### WRITTEN EXERCISE
Report each line of the data that has "安陆为属县" somewhere in it.

◇ ◇ ◇ ◇ ◇

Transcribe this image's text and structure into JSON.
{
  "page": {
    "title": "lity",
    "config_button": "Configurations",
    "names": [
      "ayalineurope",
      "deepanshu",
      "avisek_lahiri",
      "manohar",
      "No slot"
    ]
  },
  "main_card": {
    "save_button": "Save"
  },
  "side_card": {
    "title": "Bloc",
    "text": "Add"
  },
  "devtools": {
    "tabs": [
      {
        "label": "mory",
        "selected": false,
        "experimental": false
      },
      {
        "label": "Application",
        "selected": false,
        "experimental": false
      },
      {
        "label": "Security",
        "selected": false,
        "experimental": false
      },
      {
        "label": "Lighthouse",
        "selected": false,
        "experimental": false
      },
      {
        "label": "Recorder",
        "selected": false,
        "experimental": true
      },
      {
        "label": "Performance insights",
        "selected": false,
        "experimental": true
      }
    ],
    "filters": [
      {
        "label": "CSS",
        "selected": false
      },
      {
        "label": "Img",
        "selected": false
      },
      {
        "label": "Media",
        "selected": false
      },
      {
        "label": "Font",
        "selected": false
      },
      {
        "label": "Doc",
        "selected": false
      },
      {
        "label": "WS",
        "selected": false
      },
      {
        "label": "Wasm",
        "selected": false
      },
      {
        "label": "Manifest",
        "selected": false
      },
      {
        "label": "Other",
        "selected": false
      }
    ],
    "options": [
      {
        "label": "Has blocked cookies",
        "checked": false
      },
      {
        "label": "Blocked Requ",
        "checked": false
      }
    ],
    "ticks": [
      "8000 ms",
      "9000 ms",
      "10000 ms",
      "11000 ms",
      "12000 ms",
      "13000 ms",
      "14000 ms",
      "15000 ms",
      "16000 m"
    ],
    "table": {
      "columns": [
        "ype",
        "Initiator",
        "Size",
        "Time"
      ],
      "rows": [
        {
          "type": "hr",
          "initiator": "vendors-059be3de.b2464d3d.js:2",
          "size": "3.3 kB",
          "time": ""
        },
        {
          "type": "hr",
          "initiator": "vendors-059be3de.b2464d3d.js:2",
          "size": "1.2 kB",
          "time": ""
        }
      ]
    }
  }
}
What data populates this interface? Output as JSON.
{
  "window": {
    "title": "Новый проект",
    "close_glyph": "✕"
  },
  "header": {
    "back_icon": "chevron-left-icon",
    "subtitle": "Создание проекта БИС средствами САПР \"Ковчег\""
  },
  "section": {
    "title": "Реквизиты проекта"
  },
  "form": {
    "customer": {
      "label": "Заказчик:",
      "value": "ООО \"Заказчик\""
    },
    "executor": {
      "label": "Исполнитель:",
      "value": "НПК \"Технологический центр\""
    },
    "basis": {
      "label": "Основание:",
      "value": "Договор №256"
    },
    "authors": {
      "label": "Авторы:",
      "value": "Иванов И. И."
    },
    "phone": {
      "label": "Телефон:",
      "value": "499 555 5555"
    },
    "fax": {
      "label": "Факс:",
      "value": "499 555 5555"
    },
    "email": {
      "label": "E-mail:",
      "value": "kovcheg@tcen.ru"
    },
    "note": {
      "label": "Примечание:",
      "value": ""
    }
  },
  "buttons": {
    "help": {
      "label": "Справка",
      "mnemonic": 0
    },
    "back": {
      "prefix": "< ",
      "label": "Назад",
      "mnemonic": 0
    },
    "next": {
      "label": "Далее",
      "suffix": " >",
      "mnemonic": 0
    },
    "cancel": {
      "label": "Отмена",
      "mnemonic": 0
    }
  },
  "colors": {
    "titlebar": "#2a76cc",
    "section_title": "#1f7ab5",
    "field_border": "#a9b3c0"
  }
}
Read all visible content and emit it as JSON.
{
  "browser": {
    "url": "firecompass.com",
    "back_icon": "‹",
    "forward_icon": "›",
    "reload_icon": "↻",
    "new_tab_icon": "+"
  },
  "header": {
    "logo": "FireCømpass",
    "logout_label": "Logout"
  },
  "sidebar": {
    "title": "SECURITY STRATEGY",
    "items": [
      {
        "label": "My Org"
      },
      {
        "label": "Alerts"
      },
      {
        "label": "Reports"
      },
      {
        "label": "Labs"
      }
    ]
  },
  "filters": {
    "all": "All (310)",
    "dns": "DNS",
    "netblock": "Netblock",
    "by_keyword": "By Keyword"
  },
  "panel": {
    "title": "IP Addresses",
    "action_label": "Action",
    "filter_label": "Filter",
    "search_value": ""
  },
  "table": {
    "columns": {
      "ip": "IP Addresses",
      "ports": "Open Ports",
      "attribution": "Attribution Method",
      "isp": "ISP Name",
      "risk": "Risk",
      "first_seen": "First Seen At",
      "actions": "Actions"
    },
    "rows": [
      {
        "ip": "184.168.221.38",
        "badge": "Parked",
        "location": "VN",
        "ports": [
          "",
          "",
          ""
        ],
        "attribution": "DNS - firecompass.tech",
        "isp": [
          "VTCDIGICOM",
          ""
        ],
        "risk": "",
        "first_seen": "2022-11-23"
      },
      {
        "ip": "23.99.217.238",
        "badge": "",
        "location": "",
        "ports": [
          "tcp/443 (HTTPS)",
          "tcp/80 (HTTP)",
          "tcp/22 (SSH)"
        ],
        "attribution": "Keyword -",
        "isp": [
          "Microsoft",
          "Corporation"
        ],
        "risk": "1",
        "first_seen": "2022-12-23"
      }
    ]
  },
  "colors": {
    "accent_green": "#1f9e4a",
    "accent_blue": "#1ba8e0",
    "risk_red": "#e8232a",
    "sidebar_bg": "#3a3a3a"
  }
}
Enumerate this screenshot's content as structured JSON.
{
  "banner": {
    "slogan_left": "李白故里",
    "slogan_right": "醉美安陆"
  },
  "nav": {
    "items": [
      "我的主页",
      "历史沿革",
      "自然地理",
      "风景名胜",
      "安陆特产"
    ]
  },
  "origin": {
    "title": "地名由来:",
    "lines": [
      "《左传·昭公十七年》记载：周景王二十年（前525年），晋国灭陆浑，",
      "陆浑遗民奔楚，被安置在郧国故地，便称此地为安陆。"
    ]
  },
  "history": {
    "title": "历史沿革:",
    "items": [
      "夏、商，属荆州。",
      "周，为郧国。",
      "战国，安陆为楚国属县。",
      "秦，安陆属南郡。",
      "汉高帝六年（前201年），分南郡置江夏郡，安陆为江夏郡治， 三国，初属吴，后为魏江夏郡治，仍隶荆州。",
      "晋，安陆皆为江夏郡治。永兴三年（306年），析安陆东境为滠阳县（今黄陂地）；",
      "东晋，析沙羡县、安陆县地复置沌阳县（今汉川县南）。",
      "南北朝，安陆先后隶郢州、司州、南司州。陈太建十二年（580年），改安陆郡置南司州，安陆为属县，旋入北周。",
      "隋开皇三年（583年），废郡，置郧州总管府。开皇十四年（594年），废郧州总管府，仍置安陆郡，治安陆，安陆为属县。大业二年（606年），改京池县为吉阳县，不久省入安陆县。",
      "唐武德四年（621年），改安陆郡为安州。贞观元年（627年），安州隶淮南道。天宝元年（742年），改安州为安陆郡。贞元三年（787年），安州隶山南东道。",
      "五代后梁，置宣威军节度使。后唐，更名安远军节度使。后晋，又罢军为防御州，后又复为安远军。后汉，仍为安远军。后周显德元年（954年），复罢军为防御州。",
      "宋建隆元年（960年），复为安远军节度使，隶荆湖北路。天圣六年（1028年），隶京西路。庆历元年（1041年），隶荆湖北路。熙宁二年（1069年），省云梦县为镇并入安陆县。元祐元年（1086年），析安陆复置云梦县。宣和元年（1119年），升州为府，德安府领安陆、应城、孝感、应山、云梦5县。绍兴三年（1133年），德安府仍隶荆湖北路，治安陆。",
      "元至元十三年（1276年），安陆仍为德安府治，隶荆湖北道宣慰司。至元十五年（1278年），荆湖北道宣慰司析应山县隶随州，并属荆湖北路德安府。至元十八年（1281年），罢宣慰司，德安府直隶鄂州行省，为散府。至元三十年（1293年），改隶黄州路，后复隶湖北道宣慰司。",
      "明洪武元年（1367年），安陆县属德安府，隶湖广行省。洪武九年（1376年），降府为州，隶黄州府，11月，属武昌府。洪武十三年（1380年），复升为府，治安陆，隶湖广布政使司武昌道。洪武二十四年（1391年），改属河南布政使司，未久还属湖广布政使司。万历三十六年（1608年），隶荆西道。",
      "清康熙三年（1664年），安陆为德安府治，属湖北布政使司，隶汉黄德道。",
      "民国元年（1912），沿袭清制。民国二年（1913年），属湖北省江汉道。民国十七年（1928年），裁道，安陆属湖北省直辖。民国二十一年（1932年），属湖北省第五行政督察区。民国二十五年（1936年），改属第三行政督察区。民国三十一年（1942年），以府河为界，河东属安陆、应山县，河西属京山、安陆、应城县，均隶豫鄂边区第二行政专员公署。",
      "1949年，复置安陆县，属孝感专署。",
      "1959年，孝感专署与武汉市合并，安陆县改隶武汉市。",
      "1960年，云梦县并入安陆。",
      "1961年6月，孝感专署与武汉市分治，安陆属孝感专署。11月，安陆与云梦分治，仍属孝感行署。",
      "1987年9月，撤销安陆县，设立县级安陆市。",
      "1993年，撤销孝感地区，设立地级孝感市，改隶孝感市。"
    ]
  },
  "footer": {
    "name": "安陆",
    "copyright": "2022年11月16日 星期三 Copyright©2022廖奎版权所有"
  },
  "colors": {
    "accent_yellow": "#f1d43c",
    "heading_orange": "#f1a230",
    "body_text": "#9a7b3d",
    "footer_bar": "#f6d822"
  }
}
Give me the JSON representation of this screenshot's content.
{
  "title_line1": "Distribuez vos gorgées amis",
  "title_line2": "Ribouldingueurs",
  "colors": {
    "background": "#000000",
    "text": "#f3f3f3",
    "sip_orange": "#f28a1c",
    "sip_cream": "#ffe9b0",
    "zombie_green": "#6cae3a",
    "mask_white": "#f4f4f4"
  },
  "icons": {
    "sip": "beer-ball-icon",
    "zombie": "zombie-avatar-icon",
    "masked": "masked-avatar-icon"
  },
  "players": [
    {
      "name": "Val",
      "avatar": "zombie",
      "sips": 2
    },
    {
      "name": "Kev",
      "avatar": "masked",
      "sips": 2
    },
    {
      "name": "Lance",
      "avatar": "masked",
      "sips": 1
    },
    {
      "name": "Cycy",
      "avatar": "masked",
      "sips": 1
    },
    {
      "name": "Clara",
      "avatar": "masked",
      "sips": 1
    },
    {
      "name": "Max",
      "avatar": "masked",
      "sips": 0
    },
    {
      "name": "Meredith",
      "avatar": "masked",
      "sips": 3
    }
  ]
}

◇ ◇ ◇ ◇ ◇

### COMPLETE ANSWER
      "南北朝，安陆先后隶郢州、司州、南司州。陈太建十二年（580年），改安陆郡置南司州，安陆为属县，旋入北周。",
      "隋开皇三年（583年），废郡，置郧州总管府。开皇十四年（594年），废郧州总管府，仍置安陆郡，治安陆，安陆为属县。大业二年（606年），改京池县为吉阳县，不久省入安陆县。",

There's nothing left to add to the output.